→ Work to complete
Could you copy every line of the entries below character for character, keeping each line's text, spacing and punctuation the same?
Start
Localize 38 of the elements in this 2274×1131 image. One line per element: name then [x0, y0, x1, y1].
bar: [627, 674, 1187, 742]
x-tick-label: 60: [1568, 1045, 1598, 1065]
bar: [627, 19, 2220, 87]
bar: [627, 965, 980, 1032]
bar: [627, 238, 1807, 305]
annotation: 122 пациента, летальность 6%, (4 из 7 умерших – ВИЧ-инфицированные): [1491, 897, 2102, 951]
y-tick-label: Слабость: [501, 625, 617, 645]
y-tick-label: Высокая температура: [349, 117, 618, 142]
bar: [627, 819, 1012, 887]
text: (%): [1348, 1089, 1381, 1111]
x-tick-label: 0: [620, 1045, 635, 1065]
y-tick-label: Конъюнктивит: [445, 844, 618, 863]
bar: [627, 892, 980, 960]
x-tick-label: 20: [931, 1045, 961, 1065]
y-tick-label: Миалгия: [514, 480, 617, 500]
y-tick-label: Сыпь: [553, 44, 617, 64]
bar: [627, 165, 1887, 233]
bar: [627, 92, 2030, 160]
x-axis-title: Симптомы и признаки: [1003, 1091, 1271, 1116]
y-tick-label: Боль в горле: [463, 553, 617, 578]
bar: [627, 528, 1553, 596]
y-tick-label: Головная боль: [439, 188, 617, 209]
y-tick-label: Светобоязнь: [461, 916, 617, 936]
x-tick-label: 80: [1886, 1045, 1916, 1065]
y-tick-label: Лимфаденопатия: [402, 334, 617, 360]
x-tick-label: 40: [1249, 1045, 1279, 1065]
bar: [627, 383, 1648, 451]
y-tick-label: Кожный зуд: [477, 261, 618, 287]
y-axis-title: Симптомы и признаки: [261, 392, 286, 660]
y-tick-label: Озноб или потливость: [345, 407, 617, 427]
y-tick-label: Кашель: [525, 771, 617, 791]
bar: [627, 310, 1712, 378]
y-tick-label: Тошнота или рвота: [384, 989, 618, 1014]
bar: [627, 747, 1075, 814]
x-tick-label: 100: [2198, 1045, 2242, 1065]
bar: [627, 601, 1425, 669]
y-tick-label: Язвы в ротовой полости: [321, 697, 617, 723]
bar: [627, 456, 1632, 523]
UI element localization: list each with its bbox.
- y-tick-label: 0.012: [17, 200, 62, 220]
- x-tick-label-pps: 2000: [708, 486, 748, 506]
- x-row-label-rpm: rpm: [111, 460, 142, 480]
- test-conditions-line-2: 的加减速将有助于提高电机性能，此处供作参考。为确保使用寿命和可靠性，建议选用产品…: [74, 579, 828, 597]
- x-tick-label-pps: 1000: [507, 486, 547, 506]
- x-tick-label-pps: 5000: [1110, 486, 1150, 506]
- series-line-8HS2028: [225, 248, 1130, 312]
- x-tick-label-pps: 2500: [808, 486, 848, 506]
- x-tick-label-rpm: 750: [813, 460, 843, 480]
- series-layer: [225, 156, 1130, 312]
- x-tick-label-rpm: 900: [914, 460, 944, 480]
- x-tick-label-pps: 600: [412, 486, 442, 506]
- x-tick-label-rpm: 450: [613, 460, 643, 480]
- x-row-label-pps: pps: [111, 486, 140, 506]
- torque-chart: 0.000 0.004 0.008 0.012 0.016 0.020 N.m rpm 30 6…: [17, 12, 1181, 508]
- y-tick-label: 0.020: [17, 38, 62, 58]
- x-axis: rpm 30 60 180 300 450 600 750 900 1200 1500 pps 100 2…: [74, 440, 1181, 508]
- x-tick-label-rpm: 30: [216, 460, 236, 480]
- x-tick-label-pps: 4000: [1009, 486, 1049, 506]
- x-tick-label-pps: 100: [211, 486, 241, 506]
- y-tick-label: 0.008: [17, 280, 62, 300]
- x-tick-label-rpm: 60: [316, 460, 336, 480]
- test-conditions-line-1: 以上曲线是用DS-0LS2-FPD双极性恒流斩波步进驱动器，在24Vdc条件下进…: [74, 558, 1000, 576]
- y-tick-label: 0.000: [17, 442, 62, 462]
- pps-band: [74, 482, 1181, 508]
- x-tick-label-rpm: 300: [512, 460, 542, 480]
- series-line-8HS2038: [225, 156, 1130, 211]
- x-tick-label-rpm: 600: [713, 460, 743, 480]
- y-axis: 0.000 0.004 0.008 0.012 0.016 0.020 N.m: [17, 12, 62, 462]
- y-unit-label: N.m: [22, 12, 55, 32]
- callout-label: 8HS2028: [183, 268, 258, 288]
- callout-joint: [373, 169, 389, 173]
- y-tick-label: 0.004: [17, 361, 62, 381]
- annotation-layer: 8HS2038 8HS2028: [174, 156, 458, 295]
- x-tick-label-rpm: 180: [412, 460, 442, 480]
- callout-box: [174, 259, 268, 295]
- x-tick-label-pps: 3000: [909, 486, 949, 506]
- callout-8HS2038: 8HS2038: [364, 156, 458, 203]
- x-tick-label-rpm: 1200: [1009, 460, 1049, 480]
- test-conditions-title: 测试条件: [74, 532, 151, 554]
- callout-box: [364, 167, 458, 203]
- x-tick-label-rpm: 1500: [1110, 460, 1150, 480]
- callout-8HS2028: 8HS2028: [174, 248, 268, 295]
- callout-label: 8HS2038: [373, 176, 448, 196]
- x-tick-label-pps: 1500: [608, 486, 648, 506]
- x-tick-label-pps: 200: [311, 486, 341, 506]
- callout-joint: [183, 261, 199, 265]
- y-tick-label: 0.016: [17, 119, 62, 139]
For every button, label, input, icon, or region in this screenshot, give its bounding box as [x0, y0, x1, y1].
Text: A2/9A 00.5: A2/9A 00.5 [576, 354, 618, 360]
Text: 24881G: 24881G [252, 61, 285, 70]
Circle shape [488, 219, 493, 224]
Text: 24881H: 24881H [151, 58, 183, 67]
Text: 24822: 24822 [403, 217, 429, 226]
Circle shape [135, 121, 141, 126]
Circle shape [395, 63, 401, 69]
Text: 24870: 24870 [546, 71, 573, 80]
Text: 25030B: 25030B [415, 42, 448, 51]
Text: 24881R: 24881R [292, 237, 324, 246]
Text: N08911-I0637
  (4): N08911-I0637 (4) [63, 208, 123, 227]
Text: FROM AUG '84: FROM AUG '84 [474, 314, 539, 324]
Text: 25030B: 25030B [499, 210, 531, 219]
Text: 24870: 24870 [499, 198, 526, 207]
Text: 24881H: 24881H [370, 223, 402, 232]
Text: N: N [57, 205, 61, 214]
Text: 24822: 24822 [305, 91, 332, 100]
End
→ Task solution
Localize 38 of the elements in this 2274×1131 image. One line per element: name then [x0, y0, x1, y1].
bar: [627, 674, 1187, 742]
x-tick-label: 60: [1568, 1045, 1598, 1065]
bar: [627, 19, 2220, 87]
bar: [627, 965, 980, 1032]
bar: [627, 238, 1807, 305]
annotation: 122 пациента, летальность 6%, (4 из 7 умерших – ВИЧ-инфицированные): [1491, 897, 2102, 951]
y-tick-label: Слабость: [501, 625, 617, 645]
y-tick-label: Высокая температура: [349, 117, 618, 142]
bar: [627, 819, 1012, 887]
text: (%): [1348, 1089, 1381, 1111]
x-tick-label: 0: [620, 1045, 635, 1065]
y-tick-label: Конъюнктивит: [445, 844, 618, 863]
bar: [627, 892, 980, 960]
x-tick-label: 20: [931, 1045, 961, 1065]
y-tick-label: Миалгия: [514, 480, 617, 500]
y-tick-label: Сыпь: [553, 44, 617, 64]
bar: [627, 165, 1887, 233]
bar: [627, 92, 2030, 160]
x-axis-title: Симптомы и признаки: [1003, 1091, 1271, 1116]
y-tick-label: Боль в горле: [463, 553, 617, 578]
bar: [627, 528, 1553, 596]
y-tick-label: Головная боль: [439, 188, 617, 209]
y-tick-label: Светобоязнь: [461, 916, 617, 936]
x-tick-label: 80: [1886, 1045, 1916, 1065]
y-tick-label: Лимфаденопатия: [402, 334, 617, 360]
x-tick-label: 40: [1249, 1045, 1279, 1065]
bar: [627, 383, 1648, 451]
y-tick-label: Кожный зуд: [477, 261, 618, 287]
y-axis-title: Симптомы и признаки: [261, 392, 286, 660]
y-tick-label: Озноб или потливость: [345, 407, 617, 427]
y-tick-label: Кашель: [525, 771, 617, 791]
bar: [627, 310, 1712, 378]
y-tick-label: Тошнота или рвота: [384, 989, 618, 1014]
bar: [627, 747, 1075, 814]
x-tick-label: 100: [2198, 1045, 2242, 1065]
bar: [627, 601, 1425, 669]
y-tick-label: Язвы в ротовой полости: [321, 697, 617, 723]
bar: [627, 456, 1632, 523]
UI element localization: list each with its bbox.
- y-tick-label: 0.012: [17, 200, 62, 220]
- x-tick-label-pps: 2000: [708, 486, 748, 506]
- x-row-label-rpm: rpm: [111, 460, 142, 480]
- test-conditions-line-2: 的加减速将有助于提高电机性能，此处供作参考。为确保使用寿命和可靠性，建议选用产品…: [74, 579, 828, 597]
- x-tick-label-pps: 1000: [507, 486, 547, 506]
- x-tick-label-pps: 5000: [1110, 486, 1150, 506]
- series-line-8HS2028: [225, 248, 1130, 312]
- x-tick-label-pps: 2500: [808, 486, 848, 506]
- x-tick-label-rpm: 750: [813, 460, 843, 480]
- series-layer: [225, 156, 1130, 312]
- x-tick-label-rpm: 900: [914, 460, 944, 480]
- x-tick-label-pps: 600: [412, 486, 442, 506]
- x-tick-label-rpm: 450: [613, 460, 643, 480]
- x-row-label-pps: pps: [111, 486, 140, 506]
- torque-chart: 0.000 0.004 0.008 0.012 0.016 0.020 N.m rpm 30 6…: [17, 12, 1181, 508]
- y-tick-label: 0.020: [17, 38, 62, 58]
- x-axis: rpm 30 60 180 300 450 600 750 900 1200 1500 pps 100 2…: [74, 440, 1181, 508]
- x-tick-label-rpm: 30: [216, 460, 236, 480]
- x-tick-label-pps: 4000: [1009, 486, 1049, 506]
- x-tick-label-pps: 100: [211, 486, 241, 506]
- y-tick-label: 0.008: [17, 280, 62, 300]
- x-tick-label-rpm: 60: [316, 460, 336, 480]
- test-conditions-line-1: 以上曲线是用DS-0LS2-FPD双极性恒流斩波步进驱动器，在24Vdc条件下进…: [74, 558, 1000, 576]
- y-tick-label: 0.000: [17, 442, 62, 462]
- pps-band: [74, 482, 1181, 508]
- x-tick-label-rpm: 300: [512, 460, 542, 480]
- series-line-8HS2038: [225, 156, 1130, 211]
- x-tick-label-rpm: 600: [713, 460, 743, 480]
- y-axis: 0.000 0.004 0.008 0.012 0.016 0.020 N.m: [17, 12, 62, 462]
- y-unit-label: N.m: [22, 12, 55, 32]
- callout-label: 8HS2028: [183, 268, 258, 288]
- callout-joint: [373, 169, 389, 173]
- y-tick-label: 0.004: [17, 361, 62, 381]
- annotation-layer: 8HS2038 8HS2028: [174, 156, 458, 295]
- x-tick-label-rpm: 180: [412, 460, 442, 480]
- callout-box: [174, 259, 268, 295]
- x-tick-label-pps: 3000: [909, 486, 949, 506]
- callout-8HS2038: 8HS2038: [364, 156, 458, 203]
- x-tick-label-rpm: 1200: [1009, 460, 1049, 480]
- test-conditions-title: 测试条件: [74, 532, 151, 554]
- callout-box: [364, 167, 458, 203]
- x-tick-label-rpm: 1500: [1110, 460, 1150, 480]
- callout-8HS2028: 8HS2028: [174, 248, 268, 295]
- callout-label: 8HS2038: [373, 176, 448, 196]
- x-tick-label-pps: 1500: [608, 486, 648, 506]
- x-tick-label-pps: 200: [311, 486, 341, 506]
- callout-joint: [183, 261, 199, 265]
- y-tick-label: 0.016: [17, 119, 62, 139]
For every button, label, input, icon, or region in this screenshot, give its bounding box as [x0, y0, x1, y1].
Text: A2/9A 00.5: A2/9A 00.5 [576, 354, 618, 360]
Text: 24881G: 24881G [252, 61, 285, 70]
Circle shape [488, 219, 493, 224]
Text: 24881H: 24881H [151, 58, 183, 67]
Text: 24822: 24822 [403, 217, 429, 226]
Circle shape [135, 121, 141, 126]
Circle shape [395, 63, 401, 69]
Text: 24870: 24870 [546, 71, 573, 80]
Text: 25030B: 25030B [415, 42, 448, 51]
Text: 24881R: 24881R [292, 237, 324, 246]
Text: N08911-I0637
  (4): N08911-I0637 (4) [63, 208, 123, 227]
Text: FROM AUG '84: FROM AUG '84 [474, 314, 539, 324]
Text: 25030B: 25030B [499, 210, 531, 219]
Text: 24870: 24870 [499, 198, 526, 207]
Text: 24881H: 24881H [370, 223, 402, 232]
Text: N: N [57, 205, 61, 214]
Text: 24822: 24822 [305, 91, 332, 100]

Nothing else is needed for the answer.